__Written problem__
Spot each line in the records below where the word "Payoff" occurs, then copy it.

__Source material__
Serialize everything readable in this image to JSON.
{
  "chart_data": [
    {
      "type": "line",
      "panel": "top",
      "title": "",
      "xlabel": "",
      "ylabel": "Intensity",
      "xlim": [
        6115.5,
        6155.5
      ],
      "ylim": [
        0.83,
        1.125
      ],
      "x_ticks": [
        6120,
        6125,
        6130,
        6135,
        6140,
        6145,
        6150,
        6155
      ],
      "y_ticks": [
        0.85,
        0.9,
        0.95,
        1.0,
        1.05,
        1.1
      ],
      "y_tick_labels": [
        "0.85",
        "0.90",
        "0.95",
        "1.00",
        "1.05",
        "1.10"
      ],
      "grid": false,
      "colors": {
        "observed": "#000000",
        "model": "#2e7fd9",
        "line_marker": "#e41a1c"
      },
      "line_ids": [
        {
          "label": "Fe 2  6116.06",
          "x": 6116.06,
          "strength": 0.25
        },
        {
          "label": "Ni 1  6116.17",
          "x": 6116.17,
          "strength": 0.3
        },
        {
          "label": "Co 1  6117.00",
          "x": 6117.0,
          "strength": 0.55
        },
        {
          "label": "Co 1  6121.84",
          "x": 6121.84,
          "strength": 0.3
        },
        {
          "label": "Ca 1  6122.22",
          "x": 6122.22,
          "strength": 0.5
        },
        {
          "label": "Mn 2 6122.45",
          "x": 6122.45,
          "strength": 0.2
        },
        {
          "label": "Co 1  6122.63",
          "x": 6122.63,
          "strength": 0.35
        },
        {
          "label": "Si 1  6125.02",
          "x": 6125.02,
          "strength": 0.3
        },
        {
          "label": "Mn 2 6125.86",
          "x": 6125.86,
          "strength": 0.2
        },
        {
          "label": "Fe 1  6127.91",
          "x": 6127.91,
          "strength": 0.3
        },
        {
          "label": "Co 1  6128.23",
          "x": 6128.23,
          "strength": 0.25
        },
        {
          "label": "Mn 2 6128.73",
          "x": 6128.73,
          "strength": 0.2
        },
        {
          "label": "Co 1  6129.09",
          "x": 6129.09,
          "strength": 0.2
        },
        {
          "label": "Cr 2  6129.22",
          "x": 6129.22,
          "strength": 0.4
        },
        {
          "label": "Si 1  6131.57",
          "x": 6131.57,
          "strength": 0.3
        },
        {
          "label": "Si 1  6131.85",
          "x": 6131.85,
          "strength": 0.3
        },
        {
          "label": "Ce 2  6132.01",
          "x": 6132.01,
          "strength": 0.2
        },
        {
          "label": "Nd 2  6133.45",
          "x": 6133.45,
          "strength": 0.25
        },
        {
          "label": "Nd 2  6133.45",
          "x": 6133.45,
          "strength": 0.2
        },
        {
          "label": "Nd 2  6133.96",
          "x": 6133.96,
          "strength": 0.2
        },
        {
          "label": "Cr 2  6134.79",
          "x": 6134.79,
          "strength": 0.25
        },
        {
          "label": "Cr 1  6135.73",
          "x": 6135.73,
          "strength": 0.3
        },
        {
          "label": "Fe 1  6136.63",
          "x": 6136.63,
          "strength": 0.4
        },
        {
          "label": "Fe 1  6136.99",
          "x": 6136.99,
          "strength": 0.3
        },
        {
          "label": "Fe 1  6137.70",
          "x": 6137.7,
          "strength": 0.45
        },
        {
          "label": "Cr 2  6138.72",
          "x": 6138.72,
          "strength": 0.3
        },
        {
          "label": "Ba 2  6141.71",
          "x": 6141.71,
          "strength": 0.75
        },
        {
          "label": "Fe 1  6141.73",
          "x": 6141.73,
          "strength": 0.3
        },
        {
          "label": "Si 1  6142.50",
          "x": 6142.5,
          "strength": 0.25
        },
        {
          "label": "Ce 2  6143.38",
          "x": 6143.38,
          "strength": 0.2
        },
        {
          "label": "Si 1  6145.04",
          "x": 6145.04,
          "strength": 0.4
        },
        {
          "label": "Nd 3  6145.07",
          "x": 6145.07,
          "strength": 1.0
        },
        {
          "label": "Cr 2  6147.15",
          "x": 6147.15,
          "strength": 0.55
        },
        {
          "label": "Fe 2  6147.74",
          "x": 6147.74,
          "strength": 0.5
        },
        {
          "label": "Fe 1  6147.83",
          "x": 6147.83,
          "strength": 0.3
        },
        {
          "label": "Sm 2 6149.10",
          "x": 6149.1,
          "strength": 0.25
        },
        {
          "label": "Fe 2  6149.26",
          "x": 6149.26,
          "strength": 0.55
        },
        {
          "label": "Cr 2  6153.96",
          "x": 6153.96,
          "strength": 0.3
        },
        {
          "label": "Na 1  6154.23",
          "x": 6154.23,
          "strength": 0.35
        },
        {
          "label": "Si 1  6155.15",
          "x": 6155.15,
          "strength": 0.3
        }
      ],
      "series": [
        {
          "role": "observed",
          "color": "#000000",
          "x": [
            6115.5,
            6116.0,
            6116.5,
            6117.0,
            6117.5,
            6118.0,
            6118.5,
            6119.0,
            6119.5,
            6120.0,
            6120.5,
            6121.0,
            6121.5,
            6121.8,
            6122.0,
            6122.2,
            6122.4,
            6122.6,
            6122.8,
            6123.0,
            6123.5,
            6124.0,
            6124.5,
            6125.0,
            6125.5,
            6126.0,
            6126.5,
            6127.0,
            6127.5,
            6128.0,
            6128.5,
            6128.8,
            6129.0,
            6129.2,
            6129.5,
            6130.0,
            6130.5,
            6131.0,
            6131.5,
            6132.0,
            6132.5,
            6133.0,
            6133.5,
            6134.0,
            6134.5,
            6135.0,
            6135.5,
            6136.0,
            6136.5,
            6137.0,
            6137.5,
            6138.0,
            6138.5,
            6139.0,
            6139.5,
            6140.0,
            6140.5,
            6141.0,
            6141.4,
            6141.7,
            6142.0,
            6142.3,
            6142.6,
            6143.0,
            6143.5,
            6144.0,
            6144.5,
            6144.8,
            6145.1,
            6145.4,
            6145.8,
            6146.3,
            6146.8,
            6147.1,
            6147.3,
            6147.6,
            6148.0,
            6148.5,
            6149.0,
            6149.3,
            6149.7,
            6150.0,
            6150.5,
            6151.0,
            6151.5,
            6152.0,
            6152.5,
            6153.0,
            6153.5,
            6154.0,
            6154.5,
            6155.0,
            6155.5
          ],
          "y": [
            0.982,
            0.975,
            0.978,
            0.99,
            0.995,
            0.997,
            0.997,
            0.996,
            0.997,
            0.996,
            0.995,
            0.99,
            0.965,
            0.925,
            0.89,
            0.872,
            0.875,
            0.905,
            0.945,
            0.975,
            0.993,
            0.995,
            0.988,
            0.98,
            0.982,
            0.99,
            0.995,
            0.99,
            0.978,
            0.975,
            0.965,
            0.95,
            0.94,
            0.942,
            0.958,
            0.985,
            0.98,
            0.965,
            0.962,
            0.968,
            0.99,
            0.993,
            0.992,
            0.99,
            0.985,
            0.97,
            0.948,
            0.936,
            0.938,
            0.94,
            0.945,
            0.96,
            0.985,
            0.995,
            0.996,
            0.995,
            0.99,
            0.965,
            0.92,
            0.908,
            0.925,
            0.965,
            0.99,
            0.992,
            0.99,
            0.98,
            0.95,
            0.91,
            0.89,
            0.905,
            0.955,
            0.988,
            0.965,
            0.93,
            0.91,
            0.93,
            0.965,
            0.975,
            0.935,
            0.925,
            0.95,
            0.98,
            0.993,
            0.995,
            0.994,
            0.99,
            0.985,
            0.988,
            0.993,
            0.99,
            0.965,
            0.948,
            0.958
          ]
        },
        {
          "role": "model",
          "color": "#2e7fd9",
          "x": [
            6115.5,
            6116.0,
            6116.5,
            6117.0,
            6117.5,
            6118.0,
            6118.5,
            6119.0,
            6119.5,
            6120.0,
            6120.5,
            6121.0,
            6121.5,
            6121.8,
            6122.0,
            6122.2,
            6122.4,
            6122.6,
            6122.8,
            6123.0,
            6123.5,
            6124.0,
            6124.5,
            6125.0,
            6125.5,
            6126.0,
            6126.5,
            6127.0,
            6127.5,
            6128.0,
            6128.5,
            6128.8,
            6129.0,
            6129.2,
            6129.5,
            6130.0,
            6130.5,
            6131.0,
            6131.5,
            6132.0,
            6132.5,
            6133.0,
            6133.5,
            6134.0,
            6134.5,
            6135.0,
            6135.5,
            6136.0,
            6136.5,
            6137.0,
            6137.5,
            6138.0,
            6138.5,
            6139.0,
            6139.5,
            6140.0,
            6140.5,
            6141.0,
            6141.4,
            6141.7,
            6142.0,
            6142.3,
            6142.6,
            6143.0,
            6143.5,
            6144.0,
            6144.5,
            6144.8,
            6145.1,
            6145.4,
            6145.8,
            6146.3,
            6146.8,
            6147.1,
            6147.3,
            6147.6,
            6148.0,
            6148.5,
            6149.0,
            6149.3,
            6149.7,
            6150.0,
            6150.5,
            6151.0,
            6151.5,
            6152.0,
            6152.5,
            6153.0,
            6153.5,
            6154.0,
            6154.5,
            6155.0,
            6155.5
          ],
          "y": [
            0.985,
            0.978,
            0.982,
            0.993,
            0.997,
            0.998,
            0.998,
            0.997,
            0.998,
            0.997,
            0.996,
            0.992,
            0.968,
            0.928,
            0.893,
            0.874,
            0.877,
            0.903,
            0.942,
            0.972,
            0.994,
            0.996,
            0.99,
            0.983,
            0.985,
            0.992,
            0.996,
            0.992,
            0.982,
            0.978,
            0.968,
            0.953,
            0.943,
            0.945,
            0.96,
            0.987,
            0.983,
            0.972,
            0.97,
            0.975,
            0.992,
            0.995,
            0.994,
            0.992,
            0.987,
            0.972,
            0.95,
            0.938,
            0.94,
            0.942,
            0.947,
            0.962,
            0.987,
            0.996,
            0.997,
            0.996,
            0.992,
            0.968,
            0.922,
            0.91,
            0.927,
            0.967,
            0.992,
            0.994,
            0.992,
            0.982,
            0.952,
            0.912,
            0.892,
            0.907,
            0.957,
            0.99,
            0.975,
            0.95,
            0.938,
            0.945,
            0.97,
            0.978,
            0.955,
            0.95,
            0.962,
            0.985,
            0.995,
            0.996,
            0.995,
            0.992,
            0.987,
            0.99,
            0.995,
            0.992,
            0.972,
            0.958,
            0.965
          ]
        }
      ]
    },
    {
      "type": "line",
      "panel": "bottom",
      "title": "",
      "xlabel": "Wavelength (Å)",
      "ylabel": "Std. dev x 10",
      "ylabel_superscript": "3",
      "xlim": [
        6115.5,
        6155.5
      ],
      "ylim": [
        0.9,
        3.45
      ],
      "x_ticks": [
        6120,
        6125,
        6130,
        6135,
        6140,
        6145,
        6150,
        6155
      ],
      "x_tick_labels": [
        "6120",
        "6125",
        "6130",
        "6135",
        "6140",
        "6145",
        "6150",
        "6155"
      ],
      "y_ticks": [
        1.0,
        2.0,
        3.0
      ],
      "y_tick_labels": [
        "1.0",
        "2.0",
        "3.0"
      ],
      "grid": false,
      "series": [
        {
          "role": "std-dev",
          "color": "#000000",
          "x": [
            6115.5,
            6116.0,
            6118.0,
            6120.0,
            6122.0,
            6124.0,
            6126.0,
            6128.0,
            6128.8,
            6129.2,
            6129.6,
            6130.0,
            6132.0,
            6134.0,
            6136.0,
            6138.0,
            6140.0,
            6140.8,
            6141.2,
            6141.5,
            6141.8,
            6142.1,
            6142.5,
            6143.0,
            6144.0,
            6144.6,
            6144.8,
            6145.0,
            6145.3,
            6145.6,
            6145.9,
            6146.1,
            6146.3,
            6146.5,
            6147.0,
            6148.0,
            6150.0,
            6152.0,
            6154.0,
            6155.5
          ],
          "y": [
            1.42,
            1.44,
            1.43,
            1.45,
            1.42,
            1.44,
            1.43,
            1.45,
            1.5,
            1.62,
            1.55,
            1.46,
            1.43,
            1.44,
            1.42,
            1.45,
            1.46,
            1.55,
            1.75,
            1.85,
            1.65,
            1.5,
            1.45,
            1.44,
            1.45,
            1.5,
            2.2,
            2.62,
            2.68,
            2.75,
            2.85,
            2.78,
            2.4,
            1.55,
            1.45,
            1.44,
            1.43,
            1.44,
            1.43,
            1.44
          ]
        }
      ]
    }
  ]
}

* * *

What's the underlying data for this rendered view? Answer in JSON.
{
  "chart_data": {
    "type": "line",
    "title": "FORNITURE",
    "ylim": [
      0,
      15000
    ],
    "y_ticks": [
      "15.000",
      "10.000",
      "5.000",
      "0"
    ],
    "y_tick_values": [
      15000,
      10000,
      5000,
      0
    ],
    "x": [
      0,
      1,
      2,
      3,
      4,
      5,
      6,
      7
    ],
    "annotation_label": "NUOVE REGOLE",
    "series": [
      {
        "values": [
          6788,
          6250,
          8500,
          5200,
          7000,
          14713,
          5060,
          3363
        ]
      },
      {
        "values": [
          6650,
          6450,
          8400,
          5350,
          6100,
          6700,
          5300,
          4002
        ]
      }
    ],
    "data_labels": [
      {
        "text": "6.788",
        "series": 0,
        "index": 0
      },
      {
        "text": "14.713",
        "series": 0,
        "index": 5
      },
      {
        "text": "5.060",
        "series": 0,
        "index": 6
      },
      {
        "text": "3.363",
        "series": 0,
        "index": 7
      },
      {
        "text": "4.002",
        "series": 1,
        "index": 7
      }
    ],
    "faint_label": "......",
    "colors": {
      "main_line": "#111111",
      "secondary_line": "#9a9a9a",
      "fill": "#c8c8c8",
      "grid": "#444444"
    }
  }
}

---

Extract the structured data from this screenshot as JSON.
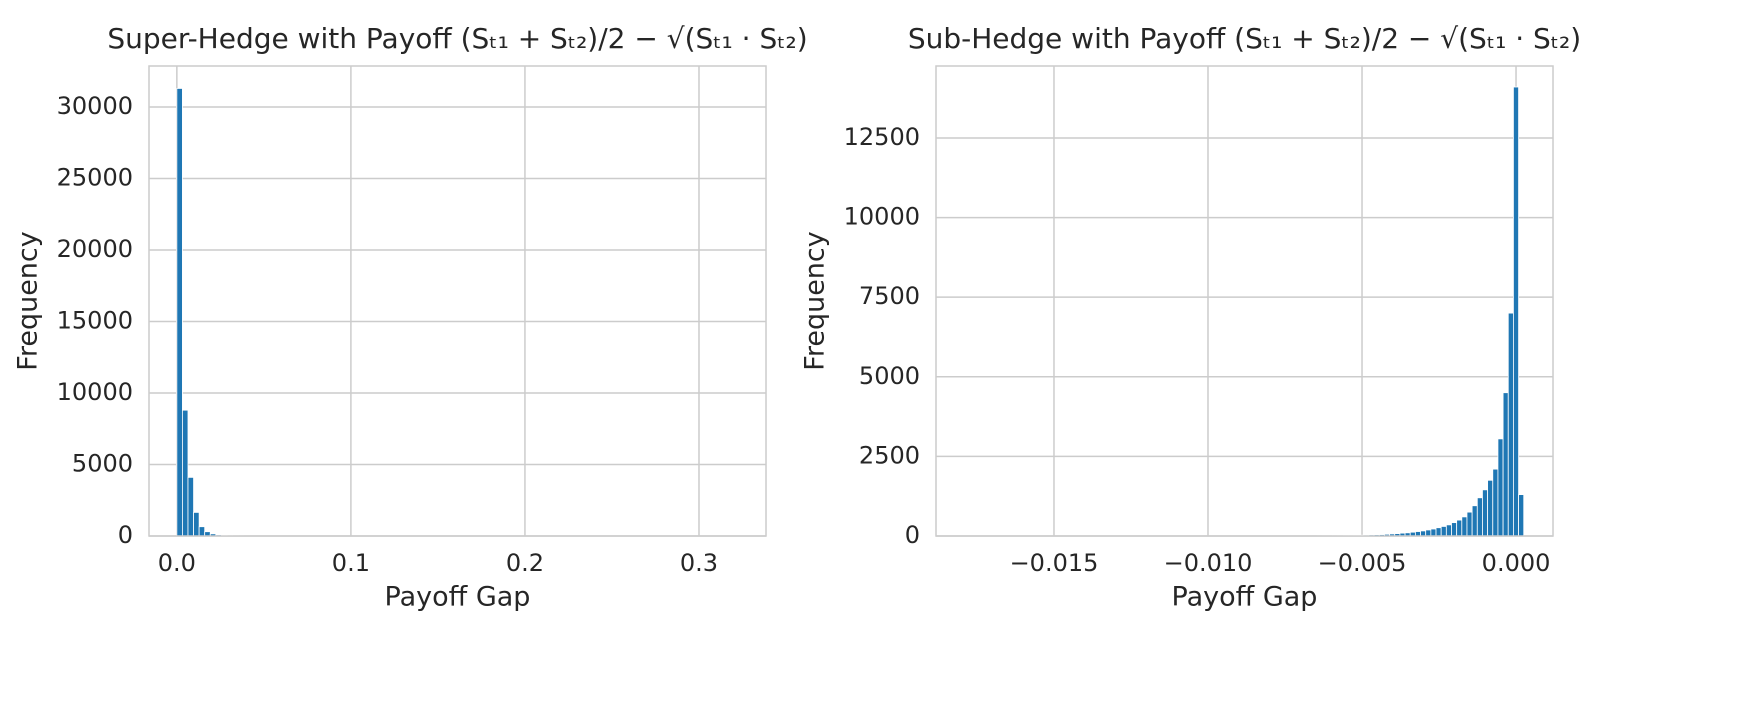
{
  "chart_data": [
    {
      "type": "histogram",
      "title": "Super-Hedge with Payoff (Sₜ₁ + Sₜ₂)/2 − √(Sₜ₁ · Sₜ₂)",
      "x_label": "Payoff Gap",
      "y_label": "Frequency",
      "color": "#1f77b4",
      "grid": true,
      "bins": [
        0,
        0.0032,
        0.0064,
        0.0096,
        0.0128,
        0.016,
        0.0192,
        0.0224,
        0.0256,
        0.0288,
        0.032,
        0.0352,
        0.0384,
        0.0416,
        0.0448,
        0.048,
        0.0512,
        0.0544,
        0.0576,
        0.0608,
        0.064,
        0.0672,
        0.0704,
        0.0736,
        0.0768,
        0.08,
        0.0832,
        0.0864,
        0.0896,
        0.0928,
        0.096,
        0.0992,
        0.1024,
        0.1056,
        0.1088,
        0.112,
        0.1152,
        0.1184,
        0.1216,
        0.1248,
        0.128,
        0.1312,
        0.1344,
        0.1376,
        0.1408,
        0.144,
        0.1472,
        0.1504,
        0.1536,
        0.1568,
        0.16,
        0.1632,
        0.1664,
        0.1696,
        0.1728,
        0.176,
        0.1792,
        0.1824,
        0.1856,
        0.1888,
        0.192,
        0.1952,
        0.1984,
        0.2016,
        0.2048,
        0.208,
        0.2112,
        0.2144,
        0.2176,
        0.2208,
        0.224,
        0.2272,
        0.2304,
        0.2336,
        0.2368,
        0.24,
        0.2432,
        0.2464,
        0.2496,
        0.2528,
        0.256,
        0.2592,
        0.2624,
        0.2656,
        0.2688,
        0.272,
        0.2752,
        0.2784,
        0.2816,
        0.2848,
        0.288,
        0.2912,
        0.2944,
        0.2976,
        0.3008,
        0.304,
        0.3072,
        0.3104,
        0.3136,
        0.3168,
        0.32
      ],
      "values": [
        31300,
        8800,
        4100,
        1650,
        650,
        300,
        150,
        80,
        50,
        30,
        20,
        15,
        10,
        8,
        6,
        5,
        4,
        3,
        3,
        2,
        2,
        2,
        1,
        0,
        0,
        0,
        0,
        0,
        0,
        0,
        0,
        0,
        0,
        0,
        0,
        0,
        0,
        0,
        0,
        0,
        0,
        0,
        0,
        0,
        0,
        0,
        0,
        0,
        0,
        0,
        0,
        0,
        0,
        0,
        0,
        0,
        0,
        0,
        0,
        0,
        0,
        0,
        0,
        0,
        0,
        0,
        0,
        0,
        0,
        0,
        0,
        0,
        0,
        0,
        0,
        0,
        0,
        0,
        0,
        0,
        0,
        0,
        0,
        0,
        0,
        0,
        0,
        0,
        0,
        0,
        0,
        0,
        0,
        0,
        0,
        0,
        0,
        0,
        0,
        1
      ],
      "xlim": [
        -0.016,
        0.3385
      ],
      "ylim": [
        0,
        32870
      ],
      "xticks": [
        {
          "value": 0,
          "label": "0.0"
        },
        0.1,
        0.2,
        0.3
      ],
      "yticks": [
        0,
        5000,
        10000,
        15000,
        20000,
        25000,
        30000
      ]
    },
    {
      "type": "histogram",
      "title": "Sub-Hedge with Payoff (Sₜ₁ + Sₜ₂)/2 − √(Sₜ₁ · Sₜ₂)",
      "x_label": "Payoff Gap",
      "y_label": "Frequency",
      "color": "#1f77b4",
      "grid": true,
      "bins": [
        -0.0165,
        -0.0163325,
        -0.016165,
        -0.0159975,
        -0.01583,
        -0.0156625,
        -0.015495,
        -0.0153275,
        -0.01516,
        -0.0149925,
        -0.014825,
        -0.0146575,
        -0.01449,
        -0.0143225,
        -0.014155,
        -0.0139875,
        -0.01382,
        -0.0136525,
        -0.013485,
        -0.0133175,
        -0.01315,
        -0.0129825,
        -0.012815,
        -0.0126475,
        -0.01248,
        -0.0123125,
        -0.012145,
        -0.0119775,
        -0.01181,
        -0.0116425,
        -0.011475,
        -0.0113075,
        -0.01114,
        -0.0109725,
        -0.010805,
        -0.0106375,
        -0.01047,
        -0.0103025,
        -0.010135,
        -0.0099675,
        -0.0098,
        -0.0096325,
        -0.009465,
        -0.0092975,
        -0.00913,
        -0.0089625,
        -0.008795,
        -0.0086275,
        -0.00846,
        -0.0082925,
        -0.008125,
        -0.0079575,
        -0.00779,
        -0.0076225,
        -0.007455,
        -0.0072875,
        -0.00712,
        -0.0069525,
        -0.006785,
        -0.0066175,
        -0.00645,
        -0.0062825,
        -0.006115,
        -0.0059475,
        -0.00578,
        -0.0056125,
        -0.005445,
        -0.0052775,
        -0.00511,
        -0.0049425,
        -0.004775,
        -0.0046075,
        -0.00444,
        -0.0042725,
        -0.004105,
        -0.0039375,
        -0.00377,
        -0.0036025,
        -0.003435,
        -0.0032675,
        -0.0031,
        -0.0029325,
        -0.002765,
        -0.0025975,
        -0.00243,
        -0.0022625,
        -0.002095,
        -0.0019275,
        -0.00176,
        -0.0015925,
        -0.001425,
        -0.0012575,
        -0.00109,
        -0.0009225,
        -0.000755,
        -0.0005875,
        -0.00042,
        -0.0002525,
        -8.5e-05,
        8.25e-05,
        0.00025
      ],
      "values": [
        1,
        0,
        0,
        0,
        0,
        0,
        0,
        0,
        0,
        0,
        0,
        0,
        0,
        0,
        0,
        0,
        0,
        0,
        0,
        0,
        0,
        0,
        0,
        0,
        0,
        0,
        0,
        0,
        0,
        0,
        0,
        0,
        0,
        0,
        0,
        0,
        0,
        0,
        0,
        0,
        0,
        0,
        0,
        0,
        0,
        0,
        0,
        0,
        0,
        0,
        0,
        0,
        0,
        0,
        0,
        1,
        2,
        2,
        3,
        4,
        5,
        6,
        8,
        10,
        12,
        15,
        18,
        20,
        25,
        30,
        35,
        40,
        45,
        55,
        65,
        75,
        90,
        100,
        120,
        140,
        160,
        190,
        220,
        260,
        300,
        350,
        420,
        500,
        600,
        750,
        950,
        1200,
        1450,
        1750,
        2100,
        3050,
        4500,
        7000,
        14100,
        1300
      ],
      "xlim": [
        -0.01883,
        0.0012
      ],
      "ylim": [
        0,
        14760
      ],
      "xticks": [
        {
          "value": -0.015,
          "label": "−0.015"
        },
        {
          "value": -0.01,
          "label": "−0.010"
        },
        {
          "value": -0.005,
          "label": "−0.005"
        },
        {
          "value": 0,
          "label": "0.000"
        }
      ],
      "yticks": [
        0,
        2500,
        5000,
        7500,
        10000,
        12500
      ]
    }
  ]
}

__Task response__
      "title": "Super-Hedge with Payoff (Sₜ₁ + Sₜ₂)/2 − √(Sₜ₁ · Sₜ₂)",
      "x_label": "Payoff Gap",
      "title": "Sub-Hedge with Payoff (Sₜ₁ + Sₜ₂)/2 − √(Sₜ₁ · Sₜ₂)",
      "x_label": "Payoff Gap",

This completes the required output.